■ Goal: Filter for the word "during" and keep each matching line.

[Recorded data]

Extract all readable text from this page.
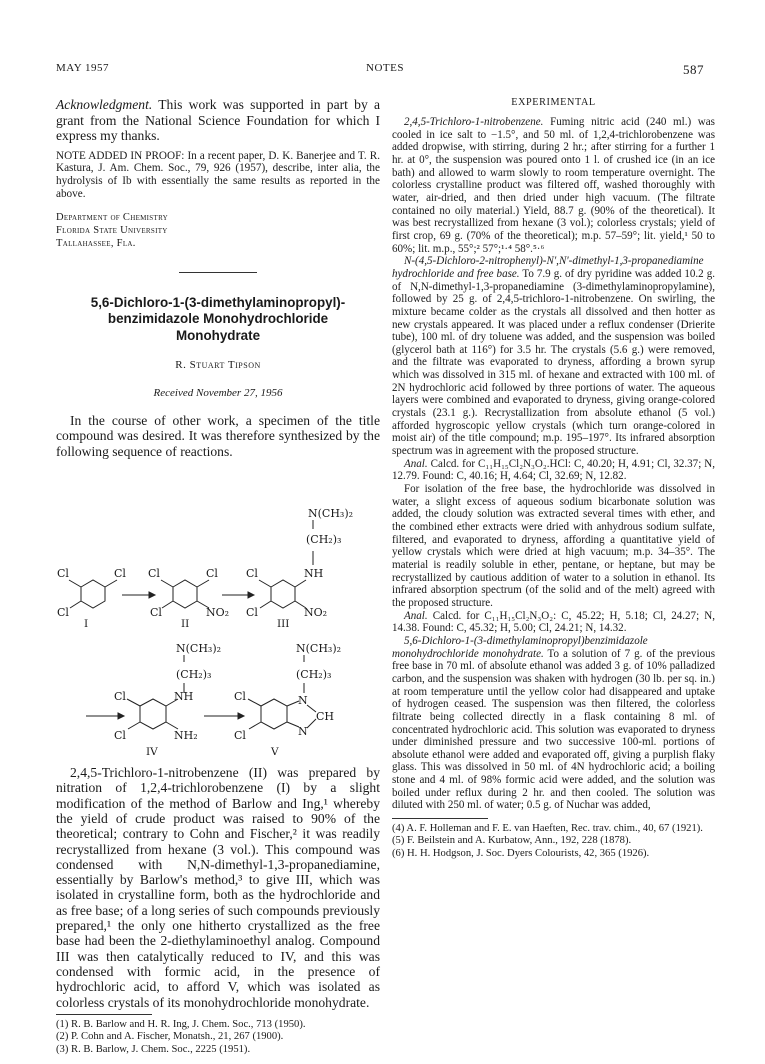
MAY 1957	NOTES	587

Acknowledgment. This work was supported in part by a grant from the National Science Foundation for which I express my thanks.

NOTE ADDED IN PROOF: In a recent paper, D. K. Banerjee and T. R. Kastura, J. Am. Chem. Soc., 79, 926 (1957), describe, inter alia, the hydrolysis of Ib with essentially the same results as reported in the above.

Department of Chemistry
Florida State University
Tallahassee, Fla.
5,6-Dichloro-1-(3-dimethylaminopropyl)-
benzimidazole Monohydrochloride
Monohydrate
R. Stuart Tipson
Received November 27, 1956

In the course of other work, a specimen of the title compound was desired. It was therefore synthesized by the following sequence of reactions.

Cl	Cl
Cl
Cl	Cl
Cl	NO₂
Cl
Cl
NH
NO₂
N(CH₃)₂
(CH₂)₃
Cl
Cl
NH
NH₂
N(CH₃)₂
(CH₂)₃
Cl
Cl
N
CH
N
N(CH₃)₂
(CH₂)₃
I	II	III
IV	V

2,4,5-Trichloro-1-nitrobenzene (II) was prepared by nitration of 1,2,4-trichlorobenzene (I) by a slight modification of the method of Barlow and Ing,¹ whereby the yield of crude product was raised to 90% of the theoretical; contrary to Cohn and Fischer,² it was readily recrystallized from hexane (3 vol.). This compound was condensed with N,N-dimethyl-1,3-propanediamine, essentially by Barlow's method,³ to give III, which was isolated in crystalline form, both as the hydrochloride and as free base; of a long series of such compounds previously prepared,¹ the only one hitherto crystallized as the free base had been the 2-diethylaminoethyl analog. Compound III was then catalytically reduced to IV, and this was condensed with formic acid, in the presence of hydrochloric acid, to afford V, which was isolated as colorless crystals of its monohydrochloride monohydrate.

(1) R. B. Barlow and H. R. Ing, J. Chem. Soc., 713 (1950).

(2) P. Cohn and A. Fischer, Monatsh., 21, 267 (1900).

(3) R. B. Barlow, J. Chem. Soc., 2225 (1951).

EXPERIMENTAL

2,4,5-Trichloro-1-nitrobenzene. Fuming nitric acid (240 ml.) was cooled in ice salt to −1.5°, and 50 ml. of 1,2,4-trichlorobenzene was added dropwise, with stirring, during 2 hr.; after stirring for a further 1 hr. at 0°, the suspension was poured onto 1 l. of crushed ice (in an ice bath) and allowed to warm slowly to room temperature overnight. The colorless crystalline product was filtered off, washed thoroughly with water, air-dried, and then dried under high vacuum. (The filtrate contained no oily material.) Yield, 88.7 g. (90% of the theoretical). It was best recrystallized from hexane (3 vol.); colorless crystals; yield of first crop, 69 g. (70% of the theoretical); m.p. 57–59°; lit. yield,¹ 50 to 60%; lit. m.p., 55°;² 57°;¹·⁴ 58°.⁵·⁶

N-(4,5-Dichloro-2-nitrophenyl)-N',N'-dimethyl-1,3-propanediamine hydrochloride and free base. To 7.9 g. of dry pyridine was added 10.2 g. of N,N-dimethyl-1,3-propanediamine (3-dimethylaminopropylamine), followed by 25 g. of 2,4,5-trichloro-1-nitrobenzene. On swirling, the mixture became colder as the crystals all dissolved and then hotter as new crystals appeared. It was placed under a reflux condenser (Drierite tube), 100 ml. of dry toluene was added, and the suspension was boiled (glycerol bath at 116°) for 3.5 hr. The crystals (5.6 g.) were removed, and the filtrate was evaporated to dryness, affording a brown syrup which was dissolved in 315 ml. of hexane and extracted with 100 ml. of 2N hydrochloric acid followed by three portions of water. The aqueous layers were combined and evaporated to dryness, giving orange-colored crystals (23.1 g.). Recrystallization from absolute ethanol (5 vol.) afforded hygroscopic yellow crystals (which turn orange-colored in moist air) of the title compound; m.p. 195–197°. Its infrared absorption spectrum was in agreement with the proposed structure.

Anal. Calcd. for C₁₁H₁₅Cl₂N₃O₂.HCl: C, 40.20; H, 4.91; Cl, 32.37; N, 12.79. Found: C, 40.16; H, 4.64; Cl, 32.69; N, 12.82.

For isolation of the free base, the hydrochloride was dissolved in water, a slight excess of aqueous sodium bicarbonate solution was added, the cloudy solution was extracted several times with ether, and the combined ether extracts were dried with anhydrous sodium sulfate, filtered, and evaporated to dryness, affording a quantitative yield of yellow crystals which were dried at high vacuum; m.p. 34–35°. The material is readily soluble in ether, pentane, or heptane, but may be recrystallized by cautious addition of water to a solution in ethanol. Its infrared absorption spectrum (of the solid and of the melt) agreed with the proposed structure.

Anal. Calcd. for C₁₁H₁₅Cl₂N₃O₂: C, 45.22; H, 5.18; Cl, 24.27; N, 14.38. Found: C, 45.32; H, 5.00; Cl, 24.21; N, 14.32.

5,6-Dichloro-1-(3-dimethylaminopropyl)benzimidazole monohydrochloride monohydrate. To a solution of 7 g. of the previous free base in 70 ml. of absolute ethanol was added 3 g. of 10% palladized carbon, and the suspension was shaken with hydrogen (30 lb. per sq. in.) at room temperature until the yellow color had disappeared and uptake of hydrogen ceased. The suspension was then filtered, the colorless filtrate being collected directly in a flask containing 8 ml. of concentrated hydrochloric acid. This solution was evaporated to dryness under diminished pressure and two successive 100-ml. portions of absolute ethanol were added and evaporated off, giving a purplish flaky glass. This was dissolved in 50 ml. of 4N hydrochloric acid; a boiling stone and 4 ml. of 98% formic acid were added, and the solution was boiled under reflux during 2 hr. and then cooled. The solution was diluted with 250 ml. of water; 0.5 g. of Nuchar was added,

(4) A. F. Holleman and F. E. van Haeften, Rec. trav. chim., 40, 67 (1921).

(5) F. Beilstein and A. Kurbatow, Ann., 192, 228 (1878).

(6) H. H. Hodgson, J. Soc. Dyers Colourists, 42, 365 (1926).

■ Answer to the exercise:
2,4,5-Trichloro-1-nitrobenzene. Fuming nitric acid (240 ml.) was cooled in ice salt to −1.5°, and 50 ml. of 1,2,4-trichlorobenzene was added dropwise, with stirring, during 2 hr.; after stirring for a further 1 hr. at 0°, the suspension was poured onto 1 l. of crushed ice (in an ice bath) and allowed to warm slowly to room temperature overnight. The colorless crystalline product was filtered off, washed thoroughly with water, air-dried, and then dried under high vacuum. (The filtrate contained no oily material.) Yield, 88.7 g. (90% of the theoretical). It was best recrystallized from hexane (3 vol.); colorless crystals; yield of first crop, 69 g. (70% of the theoretical); m.p. 57–59°; lit. yield,¹ 50 to 60%; lit. m.p., 55°;² 57°;¹·⁴ 58°.⁵·⁶
5,6-Dichloro-1-(3-dimethylaminopropyl)benzimidazole monohydrochloride monohydrate. To a solution of 7 g. of the previous free base in 70 ml. of absolute ethanol was added 3 g. of 10% palladized carbon, and the suspension was shaken with hydrogen (30 lb. per sq. in.) at room temperature until the yellow color had disappeared and uptake of hydrogen ceased. The suspension was then filtered, the colorless filtrate being collected directly in a flask containing 8 ml. of concentrated hydrochloric acid. This solution was evaporated to dryness under diminished pressure and two successive 100-ml. portions of absolute ethanol were added and evaporated off, giving a purplish flaky glass. This was dissolved in 50 ml. of 4N hydrochloric acid; a boiling stone and 4 ml. of 98% formic acid were added, and the solution was boiled under reflux during 2 hr. and then cooled. The solution was diluted with 250 ml. of water; 0.5 g. of Nuchar was added,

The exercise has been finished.